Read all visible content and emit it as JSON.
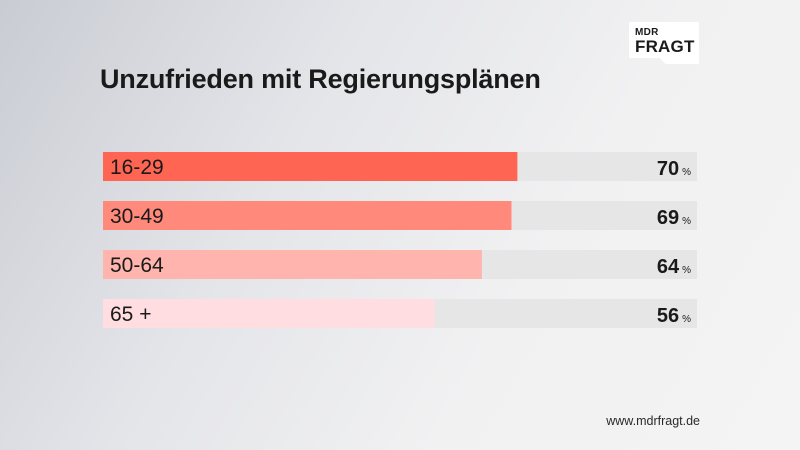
{
  "brand": {
    "line1": "MDR",
    "line2": "FRAGT"
  },
  "title": "Unzufrieden mit Regierungsplänen",
  "footer": "www.mdrfragt.de",
  "chart_data": {
    "type": "bar",
    "orientation": "horizontal",
    "title": "Unzufrieden mit Regierungsplänen",
    "categories": [
      "16-29",
      "30-49",
      "50-64",
      "65 +"
    ],
    "values": [
      70,
      69,
      64,
      56
    ],
    "unit": "%",
    "xlim": [
      0,
      100
    ],
    "grid": false,
    "legend": "none",
    "colors": [
      "#ff6553",
      "#ff8a7c",
      "#ffb4ad",
      "#ffdde0"
    ],
    "track_color": "#e6e6e6"
  }
}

__YOUR GOAL__:
Copy out the records above in full, exactly as written, but not the pictures.

__FINISHED TASK__:
Read all visible content and emit it as JSON.
{
  "brand": {
    "line1": "MDR",
    "line2": "FRAGT"
  },
  "title": "Unzufrieden mit Regierungsplänen",
  "footer": "www.mdrfragt.de",
  "chart_data": {
    "type": "bar",
    "orientation": "horizontal",
    "title": "Unzufrieden mit Regierungsplänen",
    "categories": [
      "16-29",
      "30-49",
      "50-64",
      "65 +"
    ],
    "values": [
      70,
      69,
      64,
      56
    ],
    "unit": "%",
    "xlim": [
      0,
      100
    ],
    "grid": false,
    "legend": "none",
    "colors": [
      "#ff6553",
      "#ff8a7c",
      "#ffb4ad",
      "#ffdde0"
    ],
    "track_color": "#e6e6e6"
  }
}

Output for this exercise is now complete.